Written request ->
Go through the records and copy each line where the word "right" occurs.

Recorded data:
%%

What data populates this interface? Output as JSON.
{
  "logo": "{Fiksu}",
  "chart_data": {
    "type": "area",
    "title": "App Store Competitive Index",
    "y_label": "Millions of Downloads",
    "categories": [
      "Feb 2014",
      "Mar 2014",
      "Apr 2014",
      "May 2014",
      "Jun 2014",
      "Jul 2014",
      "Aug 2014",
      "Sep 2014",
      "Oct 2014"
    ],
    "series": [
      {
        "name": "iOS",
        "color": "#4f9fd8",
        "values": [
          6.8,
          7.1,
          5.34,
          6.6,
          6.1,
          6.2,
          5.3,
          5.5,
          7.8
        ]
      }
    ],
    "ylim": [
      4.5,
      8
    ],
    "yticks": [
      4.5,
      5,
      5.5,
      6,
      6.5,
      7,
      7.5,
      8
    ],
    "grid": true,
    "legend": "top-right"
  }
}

%%
%%

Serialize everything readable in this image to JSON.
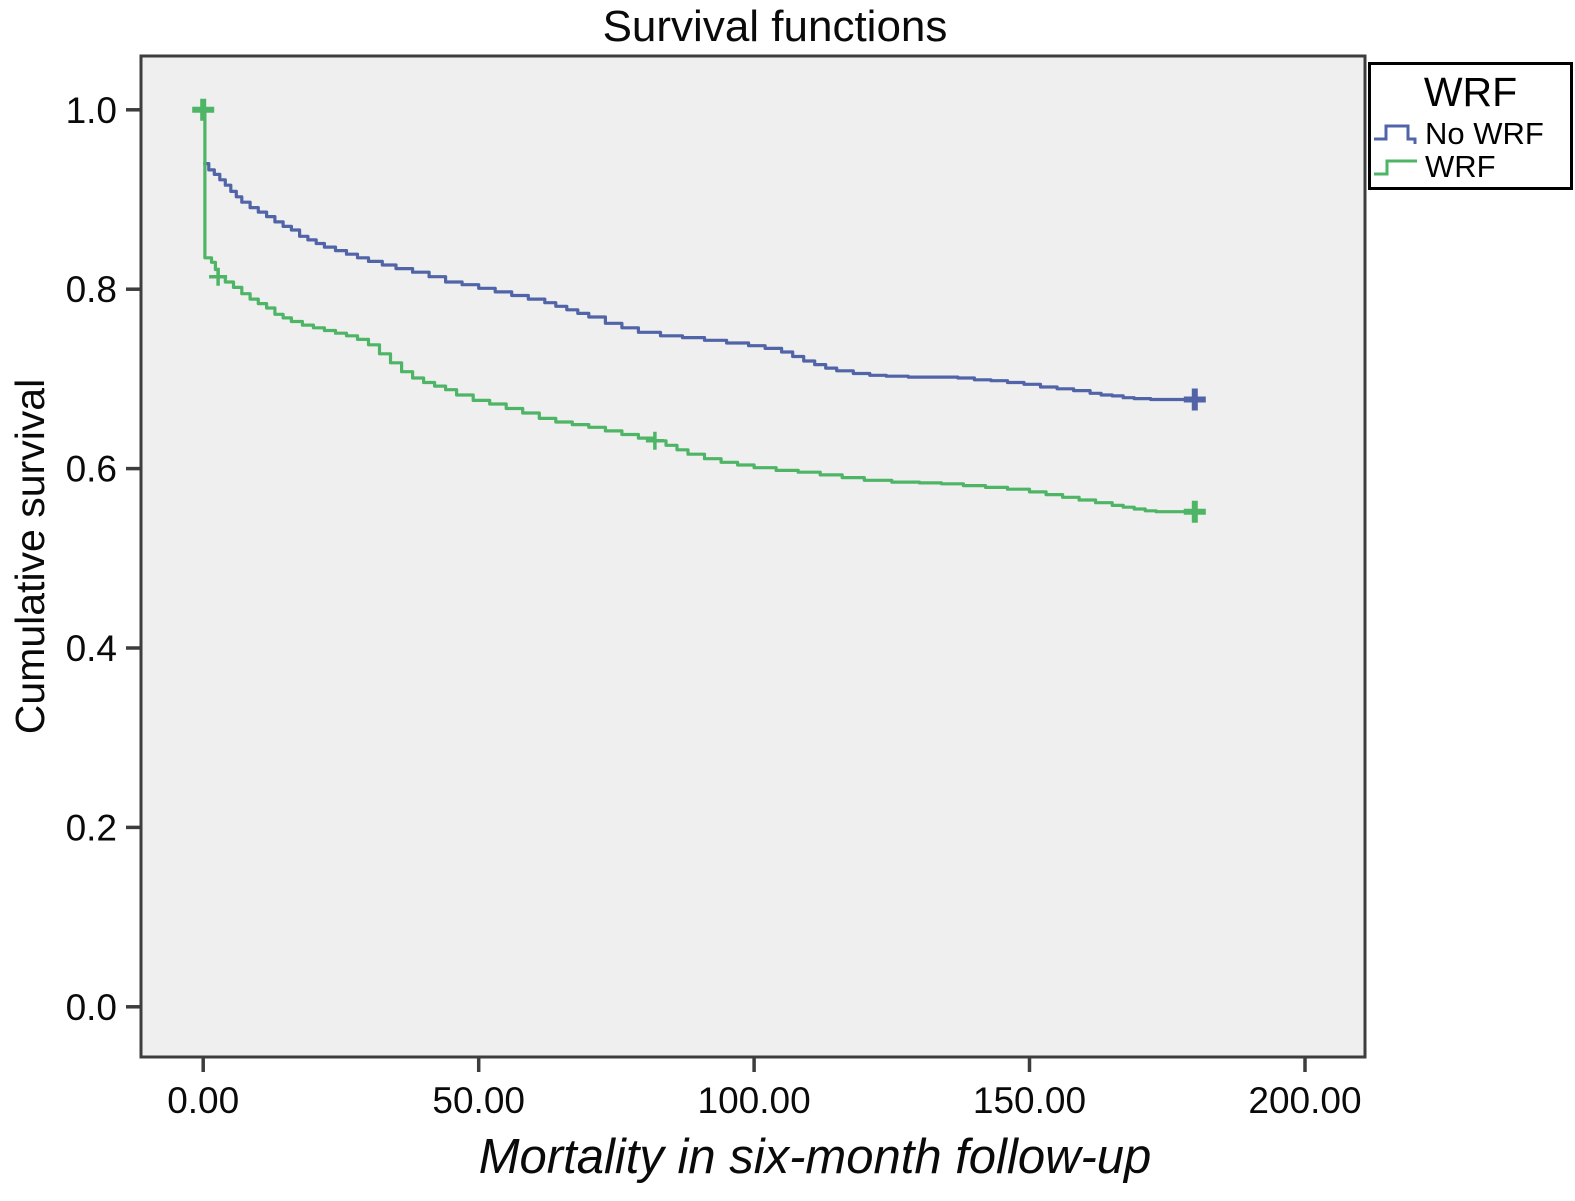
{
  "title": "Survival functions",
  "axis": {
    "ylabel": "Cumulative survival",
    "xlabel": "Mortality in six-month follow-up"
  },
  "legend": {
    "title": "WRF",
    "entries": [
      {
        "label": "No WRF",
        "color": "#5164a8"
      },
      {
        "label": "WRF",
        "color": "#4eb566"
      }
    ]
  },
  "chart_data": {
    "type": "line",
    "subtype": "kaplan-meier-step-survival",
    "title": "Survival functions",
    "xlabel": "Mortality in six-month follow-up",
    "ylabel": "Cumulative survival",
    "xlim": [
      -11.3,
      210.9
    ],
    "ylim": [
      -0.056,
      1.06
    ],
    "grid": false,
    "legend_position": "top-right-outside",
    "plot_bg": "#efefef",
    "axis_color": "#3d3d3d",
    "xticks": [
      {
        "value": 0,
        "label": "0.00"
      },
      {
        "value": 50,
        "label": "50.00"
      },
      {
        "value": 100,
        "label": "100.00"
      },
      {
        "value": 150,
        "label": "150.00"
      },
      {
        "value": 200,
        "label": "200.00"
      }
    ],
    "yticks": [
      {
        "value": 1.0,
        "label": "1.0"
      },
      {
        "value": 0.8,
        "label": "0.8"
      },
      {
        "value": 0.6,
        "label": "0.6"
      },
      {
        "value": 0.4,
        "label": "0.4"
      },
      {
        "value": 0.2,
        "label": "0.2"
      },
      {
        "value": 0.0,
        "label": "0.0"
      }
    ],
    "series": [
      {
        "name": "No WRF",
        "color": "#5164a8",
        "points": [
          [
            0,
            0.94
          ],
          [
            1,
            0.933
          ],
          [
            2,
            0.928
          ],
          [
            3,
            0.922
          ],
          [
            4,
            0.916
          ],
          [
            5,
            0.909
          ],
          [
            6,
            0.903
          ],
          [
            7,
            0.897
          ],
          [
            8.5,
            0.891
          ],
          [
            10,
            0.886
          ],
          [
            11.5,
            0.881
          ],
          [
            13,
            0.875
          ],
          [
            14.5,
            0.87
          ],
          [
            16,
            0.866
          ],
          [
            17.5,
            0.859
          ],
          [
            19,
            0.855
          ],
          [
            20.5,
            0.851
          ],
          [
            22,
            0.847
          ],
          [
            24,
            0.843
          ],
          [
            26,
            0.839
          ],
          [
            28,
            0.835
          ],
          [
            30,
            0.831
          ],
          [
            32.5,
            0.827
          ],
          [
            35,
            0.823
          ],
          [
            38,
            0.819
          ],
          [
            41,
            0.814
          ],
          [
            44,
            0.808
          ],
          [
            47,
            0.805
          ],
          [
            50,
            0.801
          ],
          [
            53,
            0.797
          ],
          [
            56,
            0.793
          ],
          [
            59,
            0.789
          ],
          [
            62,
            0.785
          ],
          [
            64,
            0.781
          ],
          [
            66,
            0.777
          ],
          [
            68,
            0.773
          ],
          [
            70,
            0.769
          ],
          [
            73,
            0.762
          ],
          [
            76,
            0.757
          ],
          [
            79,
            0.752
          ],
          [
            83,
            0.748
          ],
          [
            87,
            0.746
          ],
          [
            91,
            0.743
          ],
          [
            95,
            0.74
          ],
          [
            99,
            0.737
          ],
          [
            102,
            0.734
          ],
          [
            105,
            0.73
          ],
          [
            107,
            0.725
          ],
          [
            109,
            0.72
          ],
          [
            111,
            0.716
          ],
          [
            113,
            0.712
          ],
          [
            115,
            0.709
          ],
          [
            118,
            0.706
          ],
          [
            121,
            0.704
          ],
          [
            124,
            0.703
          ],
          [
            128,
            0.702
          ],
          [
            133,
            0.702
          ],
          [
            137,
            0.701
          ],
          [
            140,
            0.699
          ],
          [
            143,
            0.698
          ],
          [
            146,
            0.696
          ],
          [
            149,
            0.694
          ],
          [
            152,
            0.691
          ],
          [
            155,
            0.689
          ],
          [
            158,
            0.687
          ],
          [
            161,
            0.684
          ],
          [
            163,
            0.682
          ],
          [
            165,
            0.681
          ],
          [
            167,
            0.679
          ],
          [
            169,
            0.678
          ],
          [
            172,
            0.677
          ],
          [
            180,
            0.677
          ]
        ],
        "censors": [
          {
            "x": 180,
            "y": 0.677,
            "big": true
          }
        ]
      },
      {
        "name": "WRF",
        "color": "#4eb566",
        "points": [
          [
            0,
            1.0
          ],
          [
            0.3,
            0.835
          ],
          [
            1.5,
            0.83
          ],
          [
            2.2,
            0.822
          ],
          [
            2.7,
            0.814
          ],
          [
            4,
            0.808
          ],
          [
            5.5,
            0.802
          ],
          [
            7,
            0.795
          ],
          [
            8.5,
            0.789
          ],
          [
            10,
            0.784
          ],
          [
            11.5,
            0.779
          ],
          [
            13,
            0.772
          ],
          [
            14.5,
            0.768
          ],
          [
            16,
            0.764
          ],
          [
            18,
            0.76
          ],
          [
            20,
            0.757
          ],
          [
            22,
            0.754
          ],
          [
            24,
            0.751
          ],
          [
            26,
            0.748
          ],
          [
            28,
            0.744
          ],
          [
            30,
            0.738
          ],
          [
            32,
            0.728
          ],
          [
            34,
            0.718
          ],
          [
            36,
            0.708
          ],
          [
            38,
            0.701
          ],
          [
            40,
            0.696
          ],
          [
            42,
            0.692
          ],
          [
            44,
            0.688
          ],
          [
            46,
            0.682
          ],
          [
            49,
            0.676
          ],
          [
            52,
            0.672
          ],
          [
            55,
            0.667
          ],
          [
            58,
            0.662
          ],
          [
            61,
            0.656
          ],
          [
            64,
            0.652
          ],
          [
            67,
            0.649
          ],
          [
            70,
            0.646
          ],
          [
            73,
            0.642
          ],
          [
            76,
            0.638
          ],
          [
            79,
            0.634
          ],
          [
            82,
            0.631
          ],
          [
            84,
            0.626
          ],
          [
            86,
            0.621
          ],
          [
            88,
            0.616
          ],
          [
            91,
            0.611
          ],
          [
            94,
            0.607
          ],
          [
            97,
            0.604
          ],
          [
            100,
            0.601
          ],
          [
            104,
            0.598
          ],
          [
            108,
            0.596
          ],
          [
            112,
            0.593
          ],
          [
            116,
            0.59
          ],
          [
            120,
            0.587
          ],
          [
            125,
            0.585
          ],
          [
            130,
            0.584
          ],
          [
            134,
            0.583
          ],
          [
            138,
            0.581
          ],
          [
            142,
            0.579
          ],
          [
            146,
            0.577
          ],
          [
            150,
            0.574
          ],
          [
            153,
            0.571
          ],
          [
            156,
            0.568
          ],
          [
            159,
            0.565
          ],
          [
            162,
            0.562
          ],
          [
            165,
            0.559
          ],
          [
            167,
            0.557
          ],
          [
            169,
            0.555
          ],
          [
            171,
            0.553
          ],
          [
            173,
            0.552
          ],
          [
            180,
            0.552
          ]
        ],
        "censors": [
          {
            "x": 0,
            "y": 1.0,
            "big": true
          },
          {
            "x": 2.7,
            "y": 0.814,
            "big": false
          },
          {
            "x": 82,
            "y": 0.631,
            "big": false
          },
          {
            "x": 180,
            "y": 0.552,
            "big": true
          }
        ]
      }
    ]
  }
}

%%
%%

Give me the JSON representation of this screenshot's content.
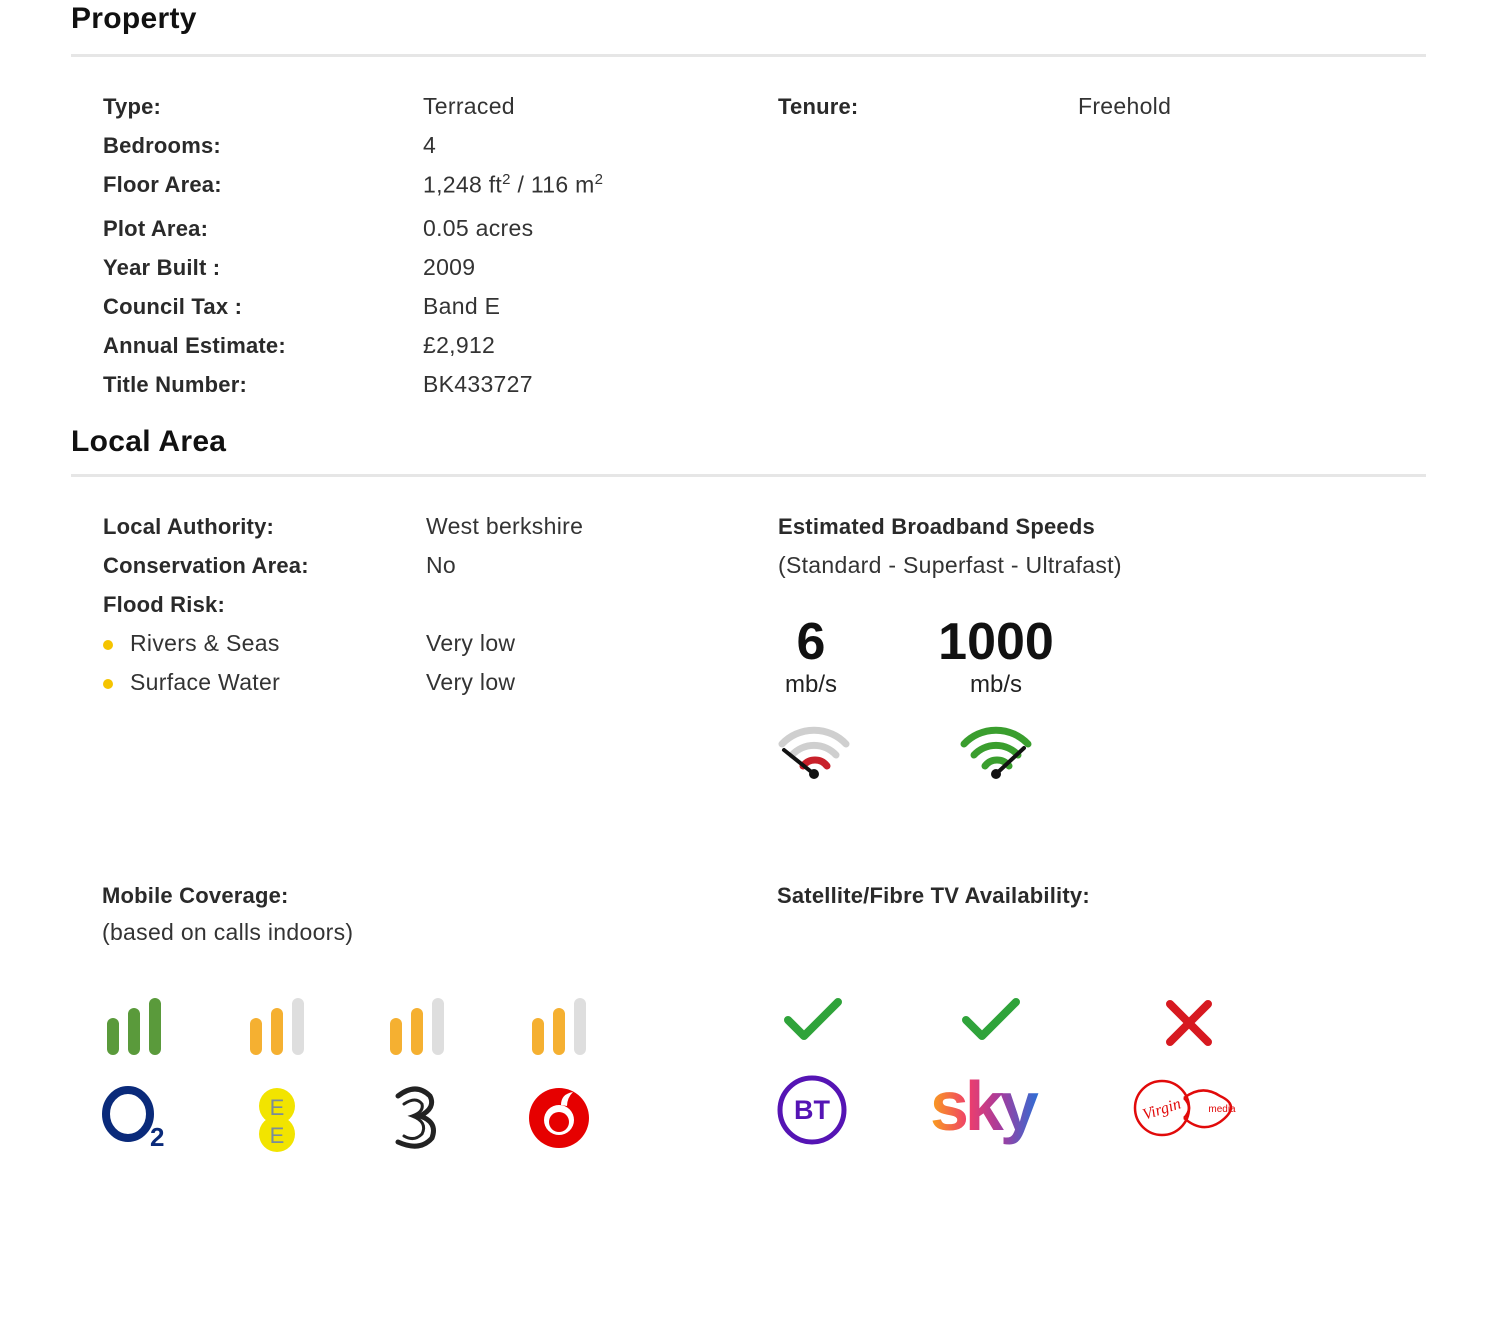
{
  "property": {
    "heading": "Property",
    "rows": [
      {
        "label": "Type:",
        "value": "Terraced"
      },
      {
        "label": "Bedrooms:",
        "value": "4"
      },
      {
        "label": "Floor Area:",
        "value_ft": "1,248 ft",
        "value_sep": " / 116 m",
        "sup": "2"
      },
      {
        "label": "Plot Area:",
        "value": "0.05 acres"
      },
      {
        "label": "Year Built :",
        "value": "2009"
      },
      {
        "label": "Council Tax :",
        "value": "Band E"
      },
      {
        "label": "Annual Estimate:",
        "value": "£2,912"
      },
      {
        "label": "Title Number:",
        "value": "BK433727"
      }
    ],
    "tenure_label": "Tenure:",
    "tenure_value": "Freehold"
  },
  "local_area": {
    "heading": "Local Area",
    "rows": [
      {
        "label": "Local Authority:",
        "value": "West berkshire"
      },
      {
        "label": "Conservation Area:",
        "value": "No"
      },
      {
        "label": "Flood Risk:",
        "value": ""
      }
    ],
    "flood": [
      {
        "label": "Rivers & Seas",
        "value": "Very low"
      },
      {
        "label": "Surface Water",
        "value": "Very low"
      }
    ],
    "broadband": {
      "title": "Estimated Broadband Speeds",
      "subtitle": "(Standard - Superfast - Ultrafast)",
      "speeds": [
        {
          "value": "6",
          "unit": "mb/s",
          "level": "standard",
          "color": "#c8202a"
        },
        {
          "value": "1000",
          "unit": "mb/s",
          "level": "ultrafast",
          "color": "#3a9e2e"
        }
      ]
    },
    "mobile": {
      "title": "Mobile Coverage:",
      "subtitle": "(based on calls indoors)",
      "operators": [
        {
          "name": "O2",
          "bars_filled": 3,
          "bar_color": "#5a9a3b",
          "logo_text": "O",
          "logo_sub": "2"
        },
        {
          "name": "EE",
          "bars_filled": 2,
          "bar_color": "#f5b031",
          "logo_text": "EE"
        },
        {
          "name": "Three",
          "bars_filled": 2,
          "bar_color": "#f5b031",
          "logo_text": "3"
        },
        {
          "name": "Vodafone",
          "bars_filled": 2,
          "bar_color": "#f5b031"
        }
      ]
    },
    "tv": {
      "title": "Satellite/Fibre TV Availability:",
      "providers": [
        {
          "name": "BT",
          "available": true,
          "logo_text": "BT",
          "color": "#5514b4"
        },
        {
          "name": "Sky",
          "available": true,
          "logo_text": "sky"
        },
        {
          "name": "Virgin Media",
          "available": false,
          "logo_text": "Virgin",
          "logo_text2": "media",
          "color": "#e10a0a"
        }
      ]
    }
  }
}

%%

Written answer ->
    "legend": "top-right"
    "legend_position": "top-right-outside",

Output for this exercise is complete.